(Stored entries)
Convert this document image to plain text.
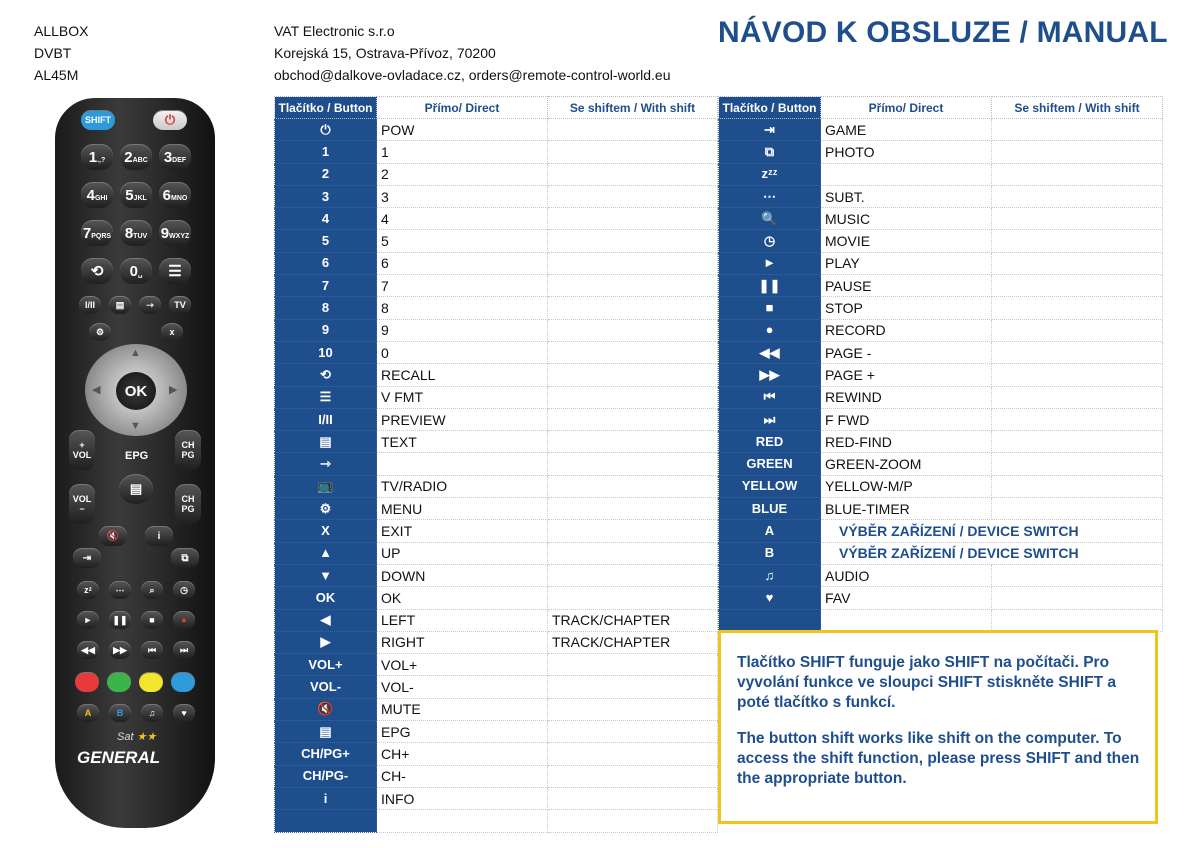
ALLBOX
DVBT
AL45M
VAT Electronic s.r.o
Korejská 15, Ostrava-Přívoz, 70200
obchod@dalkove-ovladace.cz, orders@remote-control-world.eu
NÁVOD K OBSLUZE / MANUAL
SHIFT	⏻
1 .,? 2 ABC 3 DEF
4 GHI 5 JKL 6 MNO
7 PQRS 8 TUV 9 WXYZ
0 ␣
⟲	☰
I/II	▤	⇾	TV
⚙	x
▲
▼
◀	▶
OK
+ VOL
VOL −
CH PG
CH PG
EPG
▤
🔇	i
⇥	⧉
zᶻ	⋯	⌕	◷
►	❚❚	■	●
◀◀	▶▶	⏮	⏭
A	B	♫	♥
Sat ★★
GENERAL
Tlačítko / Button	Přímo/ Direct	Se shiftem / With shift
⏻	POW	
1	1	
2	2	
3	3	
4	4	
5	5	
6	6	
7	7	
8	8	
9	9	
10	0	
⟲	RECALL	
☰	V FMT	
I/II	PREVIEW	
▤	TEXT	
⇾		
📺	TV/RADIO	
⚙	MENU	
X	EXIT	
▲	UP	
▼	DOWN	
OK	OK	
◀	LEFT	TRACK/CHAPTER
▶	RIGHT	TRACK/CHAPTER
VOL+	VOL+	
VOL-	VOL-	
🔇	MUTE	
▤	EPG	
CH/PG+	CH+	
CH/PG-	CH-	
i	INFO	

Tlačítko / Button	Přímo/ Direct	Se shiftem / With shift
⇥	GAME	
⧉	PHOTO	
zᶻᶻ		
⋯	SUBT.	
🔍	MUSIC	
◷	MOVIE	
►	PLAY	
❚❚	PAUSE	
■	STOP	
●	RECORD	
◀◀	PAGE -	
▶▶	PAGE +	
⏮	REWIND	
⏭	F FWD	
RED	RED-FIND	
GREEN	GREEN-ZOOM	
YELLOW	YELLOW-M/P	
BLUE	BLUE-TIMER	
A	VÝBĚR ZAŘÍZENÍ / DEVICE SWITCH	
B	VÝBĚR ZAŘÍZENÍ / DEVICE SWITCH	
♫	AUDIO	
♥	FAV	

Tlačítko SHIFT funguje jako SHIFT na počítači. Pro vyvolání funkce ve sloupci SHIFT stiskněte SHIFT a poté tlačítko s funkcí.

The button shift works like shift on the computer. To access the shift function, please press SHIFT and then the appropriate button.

...

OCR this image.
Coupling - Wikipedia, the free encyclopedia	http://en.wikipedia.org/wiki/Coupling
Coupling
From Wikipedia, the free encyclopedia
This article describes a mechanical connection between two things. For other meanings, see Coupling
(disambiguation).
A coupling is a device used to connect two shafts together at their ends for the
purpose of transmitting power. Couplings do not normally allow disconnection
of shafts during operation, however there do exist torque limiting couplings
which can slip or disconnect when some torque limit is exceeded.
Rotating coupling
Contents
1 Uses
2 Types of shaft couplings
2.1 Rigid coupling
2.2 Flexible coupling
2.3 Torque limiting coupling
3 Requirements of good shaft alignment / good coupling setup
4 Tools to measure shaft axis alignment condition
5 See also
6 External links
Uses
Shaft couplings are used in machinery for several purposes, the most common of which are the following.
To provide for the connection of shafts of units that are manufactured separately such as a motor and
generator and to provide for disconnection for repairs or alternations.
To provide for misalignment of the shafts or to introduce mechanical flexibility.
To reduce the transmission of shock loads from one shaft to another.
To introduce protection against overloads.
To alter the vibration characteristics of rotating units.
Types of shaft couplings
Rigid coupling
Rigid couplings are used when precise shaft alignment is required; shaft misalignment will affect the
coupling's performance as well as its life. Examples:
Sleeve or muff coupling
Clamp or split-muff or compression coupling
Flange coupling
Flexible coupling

---

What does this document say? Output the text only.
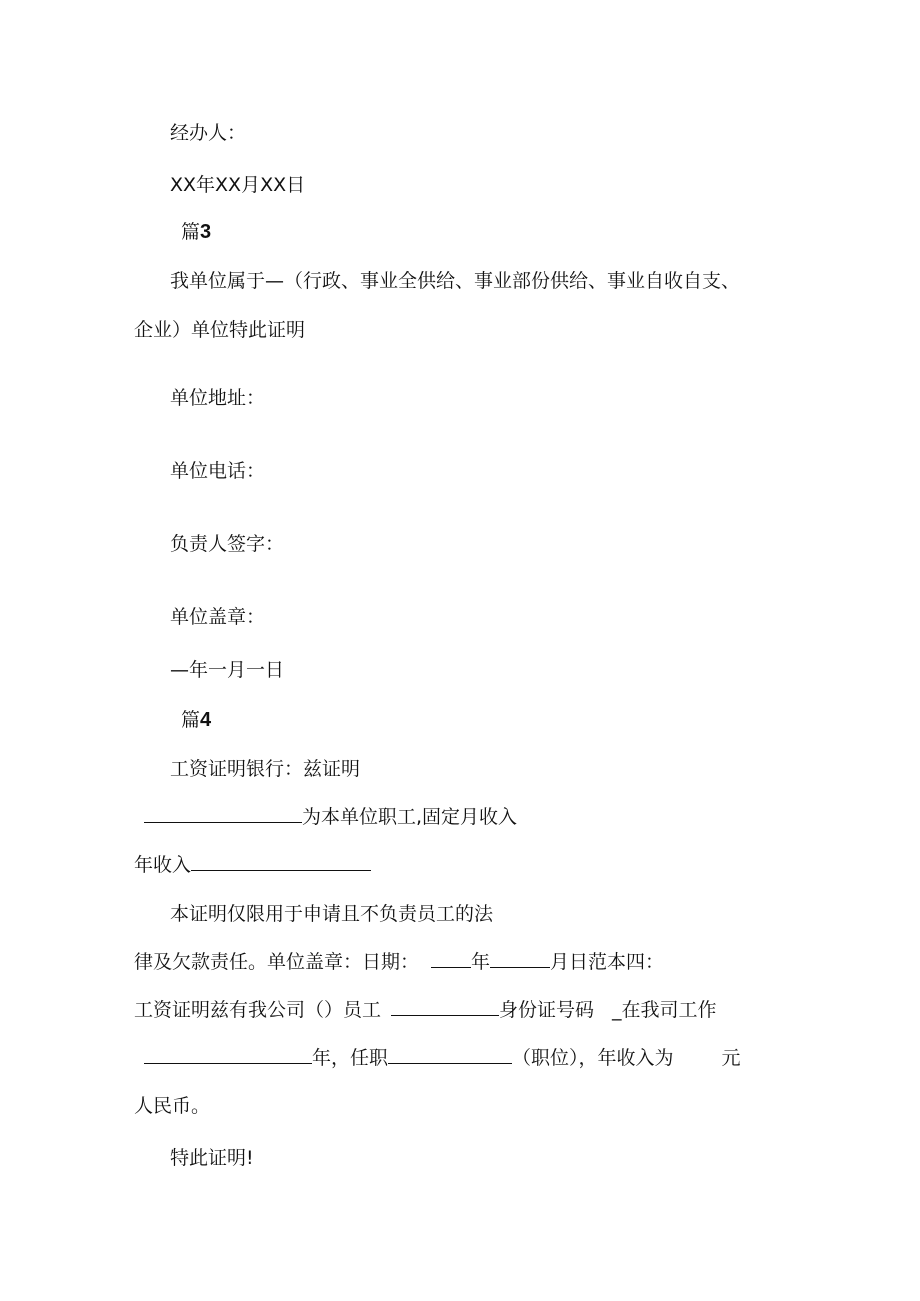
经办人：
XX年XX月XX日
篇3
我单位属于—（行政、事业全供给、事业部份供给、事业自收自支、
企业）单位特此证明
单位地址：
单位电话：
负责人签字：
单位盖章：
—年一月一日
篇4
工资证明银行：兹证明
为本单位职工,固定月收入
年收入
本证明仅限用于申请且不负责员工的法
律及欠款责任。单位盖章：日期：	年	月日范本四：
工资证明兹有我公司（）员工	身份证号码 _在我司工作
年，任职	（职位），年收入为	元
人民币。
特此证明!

Goal of the exercise
In the records, locate each line holding the string "VÝBĚR" and copy it.

Written response
A	VÝBĚR ZAŘÍZENÍ / DEVICE SWITCH	
B	VÝBĚR ZAŘÍZENÍ / DEVICE SWITCH	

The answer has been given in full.